MACMILLAN'S MAGAZINE.

SEPTEMBER, 1887.

AMIEL.

Ir is somewhat late to speak of Amiel, but I was late in reading him. Goethe says that in seasons of cholera one should read no books but such as are tonic, and certainly in the season of old age this precaution is as salutary as in seasons of cholera. From what I heard I could clearly make out that Amiel's Journal was not a tonic book: the extracts from it which here and there I fell in with did not much please me; and for a good while I left the book unread.

But what M. Edmond Scherer writes I do not easily resist reading, and I found that M. Scherer had prefixed to Amiel's Journal a long and important introduction. This I read; and was not less charmed by the mitis sapientia, the understanding kindness and tenderness, with which the character of Amiel himself, whom M. Scherer had known in youth, was handled, than interested by the criticism on the Journal. Then I read Mrs. Humphry Ward's interesting notice, and then-for all biography is attractive, and of Amiel's life and circumstances I had by this time become desirous of knowing more-the "Etude Biographique" of Mademoiselle Berthe Vadier.

### Task goal
Copy the stretch of the Amiel essay from "SEPTEMBER, 1887." through "the book unread." word for word.

[Stored data entries]
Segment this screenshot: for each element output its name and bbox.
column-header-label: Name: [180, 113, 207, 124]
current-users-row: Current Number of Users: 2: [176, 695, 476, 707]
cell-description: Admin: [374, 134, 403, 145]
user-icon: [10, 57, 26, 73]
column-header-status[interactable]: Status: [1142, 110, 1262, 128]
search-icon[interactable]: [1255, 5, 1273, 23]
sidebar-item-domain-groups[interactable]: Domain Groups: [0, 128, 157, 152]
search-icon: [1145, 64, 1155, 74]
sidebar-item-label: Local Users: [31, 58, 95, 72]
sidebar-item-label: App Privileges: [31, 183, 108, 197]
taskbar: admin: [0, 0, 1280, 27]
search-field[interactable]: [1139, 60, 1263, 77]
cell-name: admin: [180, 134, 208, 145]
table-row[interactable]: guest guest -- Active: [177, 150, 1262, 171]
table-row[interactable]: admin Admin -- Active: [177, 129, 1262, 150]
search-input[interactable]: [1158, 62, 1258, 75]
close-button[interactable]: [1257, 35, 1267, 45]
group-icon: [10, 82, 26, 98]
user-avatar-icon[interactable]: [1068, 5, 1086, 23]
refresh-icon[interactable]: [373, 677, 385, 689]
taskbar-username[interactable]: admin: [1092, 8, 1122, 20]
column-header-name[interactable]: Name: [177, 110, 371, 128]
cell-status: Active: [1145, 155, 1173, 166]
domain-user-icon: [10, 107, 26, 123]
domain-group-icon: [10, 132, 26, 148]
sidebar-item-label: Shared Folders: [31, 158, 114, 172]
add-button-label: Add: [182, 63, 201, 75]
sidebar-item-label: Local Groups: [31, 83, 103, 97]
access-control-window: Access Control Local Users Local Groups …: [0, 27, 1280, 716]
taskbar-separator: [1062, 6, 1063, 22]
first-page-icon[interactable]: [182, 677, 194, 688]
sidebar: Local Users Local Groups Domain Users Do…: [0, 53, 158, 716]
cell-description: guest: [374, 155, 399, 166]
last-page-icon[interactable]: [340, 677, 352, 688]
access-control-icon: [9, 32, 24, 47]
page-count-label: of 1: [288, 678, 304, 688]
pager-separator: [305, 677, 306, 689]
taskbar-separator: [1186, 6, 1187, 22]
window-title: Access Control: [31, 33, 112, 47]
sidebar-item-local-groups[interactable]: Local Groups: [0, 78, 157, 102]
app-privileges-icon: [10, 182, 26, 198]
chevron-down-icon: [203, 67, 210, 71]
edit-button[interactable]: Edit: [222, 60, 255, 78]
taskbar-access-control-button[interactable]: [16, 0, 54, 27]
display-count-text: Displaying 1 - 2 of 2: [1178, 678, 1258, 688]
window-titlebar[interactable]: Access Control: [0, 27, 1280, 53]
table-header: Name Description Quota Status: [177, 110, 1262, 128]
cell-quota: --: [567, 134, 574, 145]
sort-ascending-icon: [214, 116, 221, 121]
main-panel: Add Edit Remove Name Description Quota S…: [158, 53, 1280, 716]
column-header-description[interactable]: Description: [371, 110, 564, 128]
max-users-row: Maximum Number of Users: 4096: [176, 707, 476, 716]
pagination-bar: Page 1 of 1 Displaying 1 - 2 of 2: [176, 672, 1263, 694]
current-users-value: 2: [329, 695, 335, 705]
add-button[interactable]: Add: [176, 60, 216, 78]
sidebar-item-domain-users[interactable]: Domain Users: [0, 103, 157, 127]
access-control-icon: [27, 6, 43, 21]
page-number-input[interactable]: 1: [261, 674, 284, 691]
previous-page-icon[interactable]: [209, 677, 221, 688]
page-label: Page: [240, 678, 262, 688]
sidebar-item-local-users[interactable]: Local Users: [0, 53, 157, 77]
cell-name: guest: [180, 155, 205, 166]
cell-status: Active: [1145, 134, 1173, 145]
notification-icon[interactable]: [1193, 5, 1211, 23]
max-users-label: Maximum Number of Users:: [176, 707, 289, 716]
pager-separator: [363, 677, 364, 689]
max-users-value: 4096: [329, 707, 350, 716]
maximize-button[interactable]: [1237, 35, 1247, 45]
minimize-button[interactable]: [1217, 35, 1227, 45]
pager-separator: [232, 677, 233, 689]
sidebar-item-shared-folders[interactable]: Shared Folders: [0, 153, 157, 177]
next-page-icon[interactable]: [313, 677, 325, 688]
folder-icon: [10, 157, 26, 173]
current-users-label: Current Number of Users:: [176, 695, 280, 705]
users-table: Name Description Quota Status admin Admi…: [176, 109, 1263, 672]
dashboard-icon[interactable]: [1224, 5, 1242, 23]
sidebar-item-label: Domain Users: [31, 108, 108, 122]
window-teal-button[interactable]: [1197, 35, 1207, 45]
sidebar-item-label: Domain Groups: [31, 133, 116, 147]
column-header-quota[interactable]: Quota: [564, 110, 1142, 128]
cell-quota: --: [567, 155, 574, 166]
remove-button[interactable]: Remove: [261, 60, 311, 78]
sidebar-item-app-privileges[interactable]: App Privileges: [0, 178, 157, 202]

### Answer space
SEPTEMBER, 1887.

AMIEL.

Ir is somewhat late to speak of Amiel, but I was late in reading him. Goethe says that in seasons of cholera one should read no books but such as are tonic, and certainly in the season of old age this precaution is as salutary as in seasons of cholera. From what I heard I could clearly make out that Amiel's Journal was not a tonic book: the extracts from it which here and there I fell in with did not much please me; and for a good while I left the book unread.